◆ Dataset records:
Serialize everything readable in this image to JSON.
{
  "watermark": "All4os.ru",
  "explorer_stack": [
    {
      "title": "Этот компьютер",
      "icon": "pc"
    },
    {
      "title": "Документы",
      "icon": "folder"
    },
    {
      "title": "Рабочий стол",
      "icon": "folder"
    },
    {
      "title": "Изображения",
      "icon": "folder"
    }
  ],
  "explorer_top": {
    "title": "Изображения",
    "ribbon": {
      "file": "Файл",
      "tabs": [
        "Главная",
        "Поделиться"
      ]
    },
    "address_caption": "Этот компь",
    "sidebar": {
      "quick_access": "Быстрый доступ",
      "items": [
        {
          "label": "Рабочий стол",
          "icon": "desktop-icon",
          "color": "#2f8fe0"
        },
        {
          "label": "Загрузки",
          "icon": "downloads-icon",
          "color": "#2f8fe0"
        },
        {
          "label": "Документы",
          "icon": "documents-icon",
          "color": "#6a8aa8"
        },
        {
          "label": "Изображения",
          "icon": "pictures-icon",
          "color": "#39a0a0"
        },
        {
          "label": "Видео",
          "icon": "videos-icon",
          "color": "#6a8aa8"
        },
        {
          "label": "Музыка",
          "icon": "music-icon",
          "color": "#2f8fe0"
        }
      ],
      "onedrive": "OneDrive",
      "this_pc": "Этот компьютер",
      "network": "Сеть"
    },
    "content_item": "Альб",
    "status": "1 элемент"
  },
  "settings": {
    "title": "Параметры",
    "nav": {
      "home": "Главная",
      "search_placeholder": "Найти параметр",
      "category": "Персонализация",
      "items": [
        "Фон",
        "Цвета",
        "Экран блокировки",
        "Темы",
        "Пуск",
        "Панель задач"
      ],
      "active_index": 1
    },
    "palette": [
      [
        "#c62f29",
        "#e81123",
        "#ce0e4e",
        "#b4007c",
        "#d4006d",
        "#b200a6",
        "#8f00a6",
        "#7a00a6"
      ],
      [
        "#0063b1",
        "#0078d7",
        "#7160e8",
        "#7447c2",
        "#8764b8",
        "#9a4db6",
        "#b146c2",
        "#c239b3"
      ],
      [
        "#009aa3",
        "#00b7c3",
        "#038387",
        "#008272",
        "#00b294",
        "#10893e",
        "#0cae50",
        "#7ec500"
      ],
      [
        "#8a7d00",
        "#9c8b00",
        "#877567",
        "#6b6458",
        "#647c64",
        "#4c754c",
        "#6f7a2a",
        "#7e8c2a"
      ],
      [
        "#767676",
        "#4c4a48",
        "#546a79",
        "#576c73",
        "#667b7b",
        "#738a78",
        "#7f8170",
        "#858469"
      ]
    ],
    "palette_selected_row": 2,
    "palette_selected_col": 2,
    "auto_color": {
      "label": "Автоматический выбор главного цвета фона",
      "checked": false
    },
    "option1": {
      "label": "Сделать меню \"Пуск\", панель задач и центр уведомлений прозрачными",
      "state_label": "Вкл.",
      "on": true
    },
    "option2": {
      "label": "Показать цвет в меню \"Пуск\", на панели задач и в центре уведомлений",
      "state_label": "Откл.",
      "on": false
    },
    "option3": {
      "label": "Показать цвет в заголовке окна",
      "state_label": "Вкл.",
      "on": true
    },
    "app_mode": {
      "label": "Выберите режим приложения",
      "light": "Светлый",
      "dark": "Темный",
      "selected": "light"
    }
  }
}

◆ Task instructions:
Using the material above, copy every line in which the string "Пуск" occurs.

◆ Exercise answer:
        "Пуск",
      "label": "Сделать меню \"Пуск\", панель задач и центр уведомлений прозрачными",
      "label": "Показать цвет в меню \"Пуск\", на панели задач и в центре уведомлений",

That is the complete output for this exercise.